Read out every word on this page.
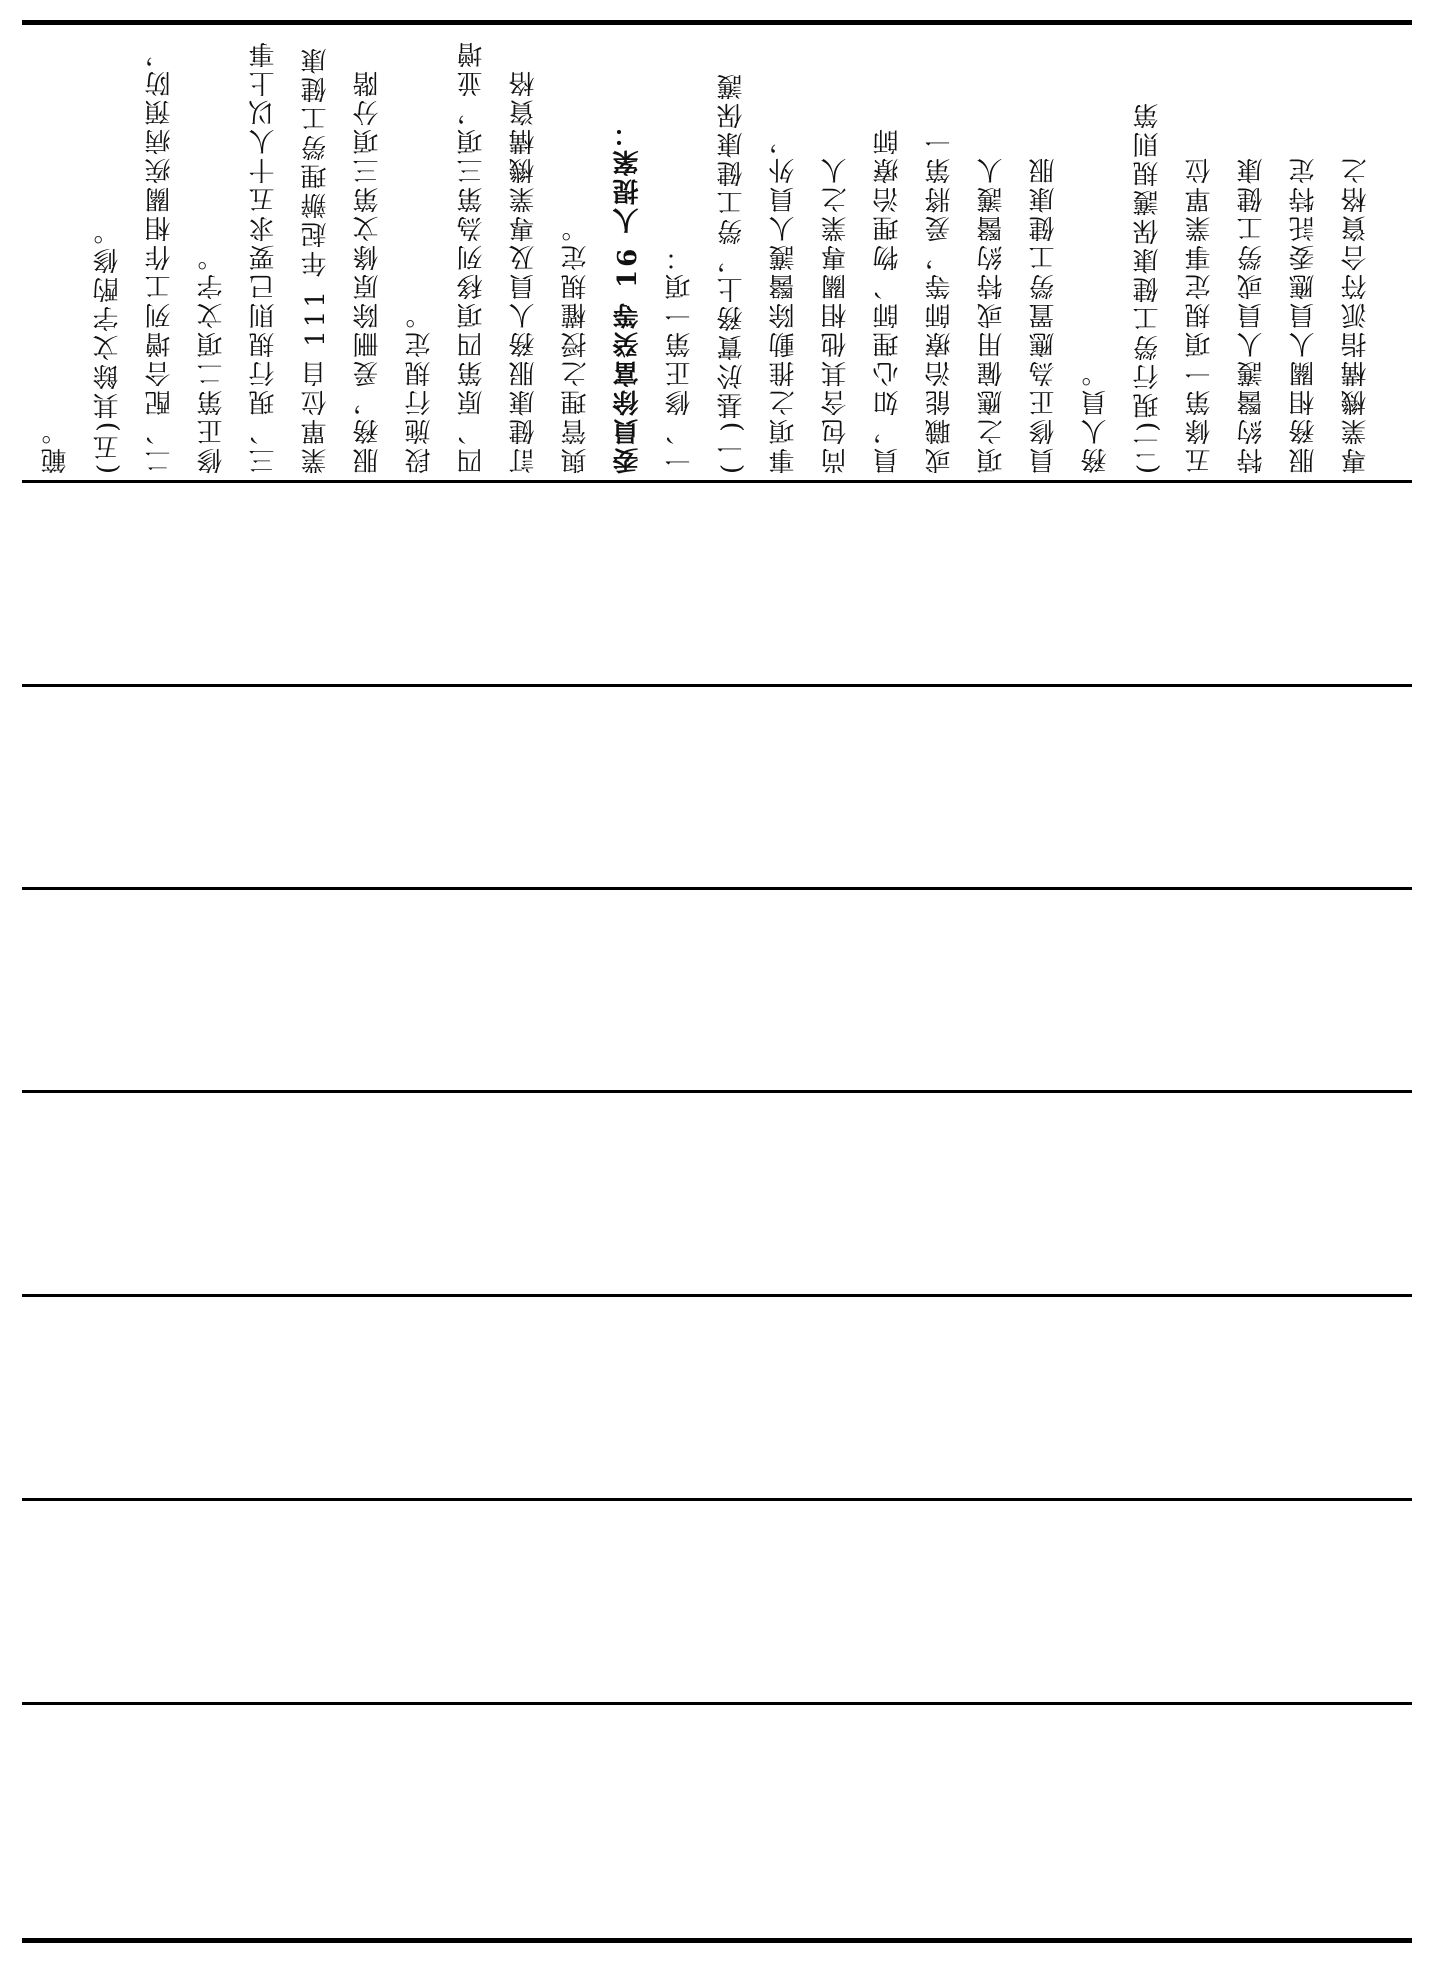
範。 (五)其餘文字酌修。 二、配合增列工作相關疾病預防， 修正第二項文字。 三、現行規則已要求五十人以上事 業單位自 111 年起辦理勞工健康 服務，爰刪除原條文第三項分階 段施行規定。 四、原第四項移列為第三項，並增 訂健康服務人員及專業機構資格 與管理之授權規定。 委員徐富癸等 16 人提案： 一、修正第一項： (一)基於實務上，勞工健康保護 事項之推動除醫護人員外， 尚包含其他相關專業之人 員，如心理師、物理治療師 或職能治療師等，爰將第一 項之應僱用或特約醫護人 員修正為應置勞工健康服 務人員。 (二)現行勞工健康保護規則第 五條第一項規定事業單位 特約醫護人員或勞工健康 服務相關人員應委託特定 專業機構指派符合資格之
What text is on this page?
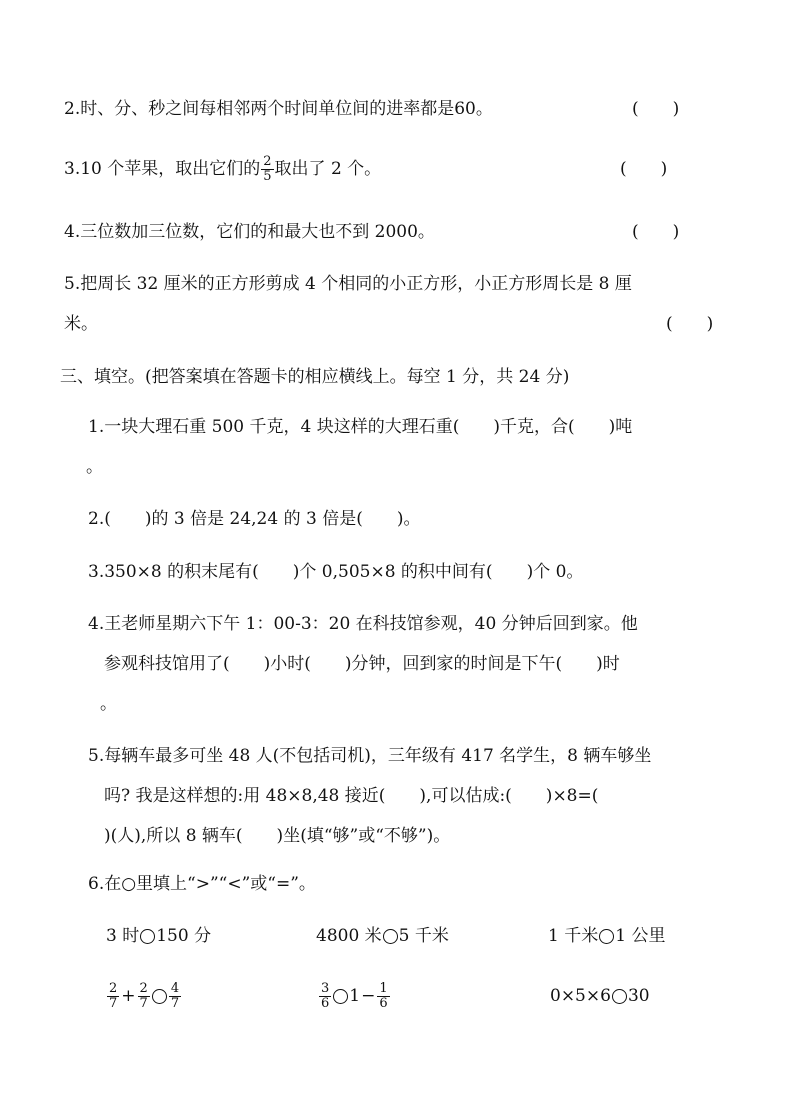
2.时、分、秒之间每相邻两个时间单位间的进率都是60。	(　　)
3.10 个苹果，取出它们的 $\frac{2}{5}$ 取出了 2 个。	(　　)
4.三位数加三位数，它们的和最大也不到 2000。	(　　)
5.把周长 32 厘米的正方形剪成 4 个相同的小正方形，小正方形周长是 8 厘
米。	(　　)
三、填空。(把答案填在答题卡的相应横线上。每空 1 分，共 24 分)
1.一块大理石重 500 千克，4 块这样的大理石重(　　)千克，合(　　)吨
。
2.(　　)的 3 倍是 24,24 的 3 倍是(　　)。
3.350×8 的积末尾有(　　)个 0,505×8 的积中间有(　　)个 0。
4.王老师星期六下午 1：00-3：20 在科技馆参观，40 分钟后回到家。他
参观科技馆用了(　　)小时(　　)分钟，回到家的时间是下午(　　)时
。
5.每辆车最多可坐 48 人(不包括司机)，三年级有 417 名学生，8 辆车够坐
吗? 我是这样想的:用 48×8,48 接近(　　),可以估成:(　　)×8=(
)(人),所以 8 辆车(　　)坐(填“够”或“不够”)。
6.在○里填上“>”“<”或“=”。
3 时 150 分	4800 米 5 千米	1 千米 1 公里
$\frac{2}{7} + \frac{2}{7} \frac{4}{7}$	$\frac{3}{6} 1 - \frac{1}{6}$	0×5×6 30
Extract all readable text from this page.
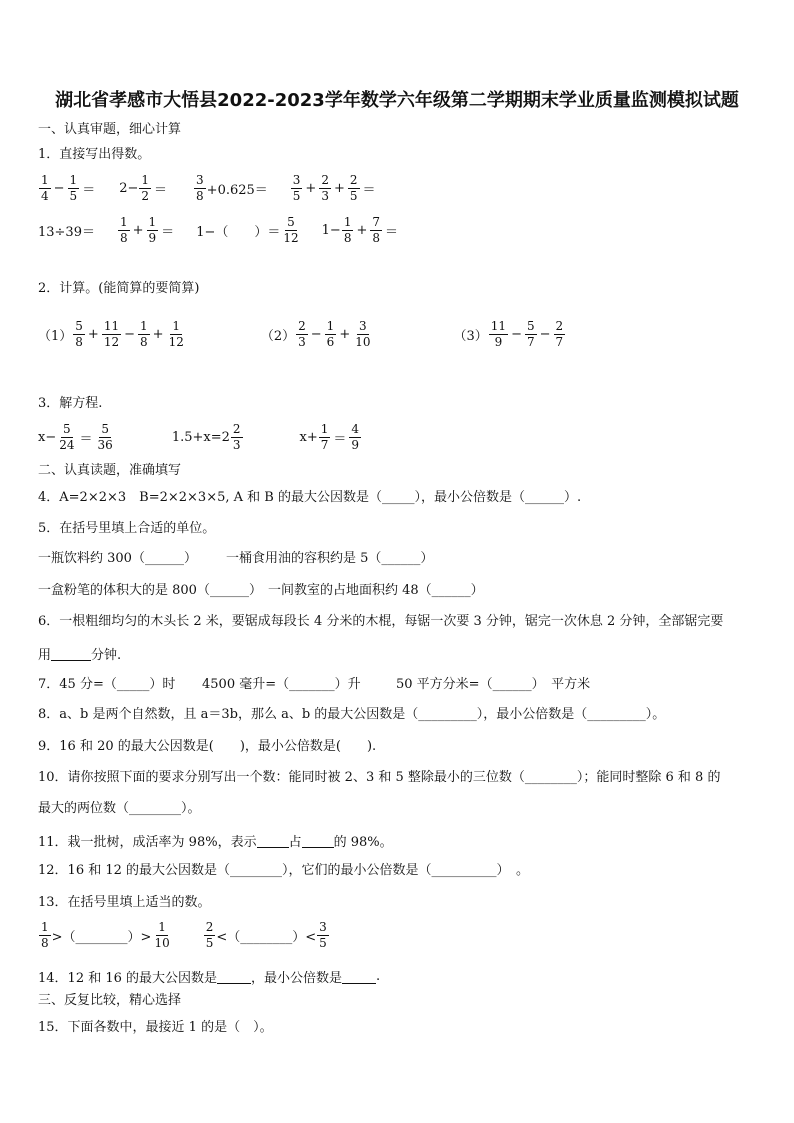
湖北省孝感市大悟县2022-2023学年数学六年级第二学期期末学业质量监测模拟试题
一、认真审题，细心计算
1．直接写出得数。
$\frac{1}{4} - \frac{1}{5} = 2- \frac{1}{2} = \frac{3}{8} +0.625= \frac{3}{5} + \frac{2}{3} + \frac{2}{5}$ ＝
$13\div 39= \frac{1}{8} + \frac{1}{9} = 1-$（　　）＝ $\frac{5}{12} 1- \frac{1}{8} + \frac{7}{8}$ ＝
2．计算。(能简算的要简算)
$(1) \frac{5}{8} + \frac{11}{12} - \frac{1}{8} + \frac{1}{12}$	$(2) \frac{2}{3} - \frac{1}{6} + \frac{3}{10}$	$(3) \frac{11}{9} - \frac{5}{7} - \frac{2}{7}$
3．解方程.
$x- \frac{5}{24} = \frac{5}{36}$	$1.5+x=2 \frac{2}{3}$	$x+ \frac{1}{7} = \frac{4}{9}$
二、认真读题，准确填写
4．A=2×2×3　B=2×2×3×5, A 和 B 的最大公因数是（_____），最小公倍数是（______）.
5．在括号里填上合适的单位。
一瓶饮料约 300（______） 一桶食用油的容积约是 5（______）
一盒粉笔的体积大的是 800（______） 一间教室的占地面积约 48（______）
6．一根粗细均匀的木头长 2 米，要锯成每段长 4 分米的木棍，每锯一次要 3 分钟，锯完一次休息 2 分钟，全部锯完要
用	分钟.
7．45 分=（_____）时 4500 毫升=（_______）升	50 平方分米=（______）　平方米
8．a、b 是两个自然数，且 a＝3b，那么 a、b 的最大公因数是（_________），最小公倍数是（_________）。
9．16 和 20 的最大公因数是(　　)，最小公倍数是(　　).
10．请你按照下面的要求分别写出一个数：能同时被 2、3 和 5 整除最小的三位数（________）；能同时整除 6 和 8 的
最大的两位数（________）。
11．栽一批树，成活率为 98%，表示 占 的 98%。
12．16 和 12 的最大公因数是（________），它们的最小公倍数是（__________）　。
13．在括号里填上适当的数。
$\frac{1}{8}$ >（________）> $\frac{1}{10}$	$\frac{2}{5}$ <（________）< $\frac{3}{5}$
14．12 和 16 的最大公因数是	，最小公倍数是	.
三、反复比较，精心选择
15．下面各数中，最接近 1 的是（　）。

• • •

§ **DIRECTIONS FOR THIS TASK**
Copy out each record shown above without alteration, skipping any picture.

§ **SOLUTION TO THIS PROBLEM**
Read out every word on this page.
範。 (五)其餘文字酌修。 二、配合增列工作相關疾病預防， 修正第二項文字。 三、現行規則已要求五十人以上事 業單位自 111 年起辦理勞工健康 服務，爰刪除原條文第三項分階 段施行規定。 四、原第四項移列為第三項，並增 訂健康服務人員及專業機構資格 與管理之授權規定。 委員徐富癸等 16 人提案： 一、修正第一項： (一)基於實務上，勞工健康保護 事項之推動除醫護人員外， 尚包含其他相關專業之人 員，如心理師、物理治療師 或職能治療師等，爰將第一 項之應僱用或特約醫護人 員修正為應置勞工健康服 務人員。 (二)現行勞工健康保護規則第 五條第一項規定事業單位 特約醫護人員或勞工健康 服務相關人員應委託特定 專業機構指派符合資格之
What text is on this page?
2.时、分、秒之间每相邻两个时间单位间的进率都是60。	(　　)
3.10 个苹果，取出它们的 $\frac{2}{5}$ 取出了 2 个。	(　　)
4.三位数加三位数，它们的和最大也不到 2000。	(　　)
5.把周长 32 厘米的正方形剪成 4 个相同的小正方形，小正方形周长是 8 厘
米。	(　　)
三、填空。(把答案填在答题卡的相应横线上。每空 1 分，共 24 分)
1.一块大理石重 500 千克，4 块这样的大理石重(　　)千克，合(　　)吨
。
2.(　　)的 3 倍是 24,24 的 3 倍是(　　)。
3.350×8 的积末尾有(　　)个 0,505×8 的积中间有(　　)个 0。
4.王老师星期六下午 1：00-3：20 在科技馆参观，40 分钟后回到家。他
参观科技馆用了(　　)小时(　　)分钟，回到家的时间是下午(　　)时
。
5.每辆车最多可坐 48 人(不包括司机)，三年级有 417 名学生，8 辆车够坐
吗? 我是这样想的:用 48×8,48 接近(　　),可以估成:(　　)×8=(
)(人),所以 8 辆车(　　)坐(填“够”或“不够”)。
6.在○里填上“>”“<”或“=”。
3 时 150 分	4800 米 5 千米	1 千米 1 公里
$\frac{2}{7} + \frac{2}{7} \frac{4}{7}$	$\frac{3}{6} 1 - \frac{1}{6}$	0×5×6 30
Extract all readable text from this page.
湖北省孝感市大悟县2022-2023学年数学六年级第二学期期末学业质量监测模拟试题
一、认真审题，细心计算
1．直接写出得数。
$\frac{1}{4} - \frac{1}{5} = 2- \frac{1}{2} = \frac{3}{8} +0.625= \frac{3}{5} + \frac{2}{3} + \frac{2}{5}$ ＝
$13\div 39= \frac{1}{8} + \frac{1}{9} = 1-$（　　）＝ $\frac{5}{12} 1- \frac{1}{8} + \frac{7}{8}$ ＝
2．计算。(能简算的要简算)
$(1) \frac{5}{8} + \frac{11}{12} - \frac{1}{8} + \frac{1}{12}$	$(2) \frac{2}{3} - \frac{1}{6} + \frac{3}{10}$	$(3) \frac{11}{9} - \frac{5}{7} - \frac{2}{7}$
3．解方程.
$x- \frac{5}{24} = \frac{5}{36}$	$1.5+x=2 \frac{2}{3}$	$x+ \frac{1}{7} = \frac{4}{9}$
二、认真读题，准确填写
4．A=2×2×3　B=2×2×3×5, A 和 B 的最大公因数是（_____），最小公倍数是（______）.
5．在括号里填上合适的单位。
一瓶饮料约 300（______） 一桶食用油的容积约是 5（______）
一盒粉笔的体积大的是 800（______） 一间教室的占地面积约 48（______）
6．一根粗细均匀的木头长 2 米，要锯成每段长 4 分米的木棍，每锯一次要 3 分钟，锯完一次休息 2 分钟，全部锯完要
用	分钟.
7．45 分=（_____）时 4500 毫升=（_______）升	50 平方分米=（______）　平方米
8．a、b 是两个自然数，且 a＝3b，那么 a、b 的最大公因数是（_________），最小公倍数是（_________）。
9．16 和 20 的最大公因数是(　　)，最小公倍数是(　　).
10．请你按照下面的要求分别写出一个数：能同时被 2、3 和 5 整除最小的三位数（________）；能同时整除 6 和 8 的
最大的两位数（________）。
11．栽一批树，成活率为 98%，表示 占 的 98%。
12．16 和 12 的最大公因数是（________），它们的最小公倍数是（__________）　。
13．在括号里填上适当的数。
$\frac{1}{8}$ >（________）> $\frac{1}{10}$	$\frac{2}{5}$ <（________）< $\frac{3}{5}$
14．12 和 16 的最大公因数是	，最小公倍数是	.
三、反复比较，精心选择
15．下面各数中，最接近 1 的是（　）。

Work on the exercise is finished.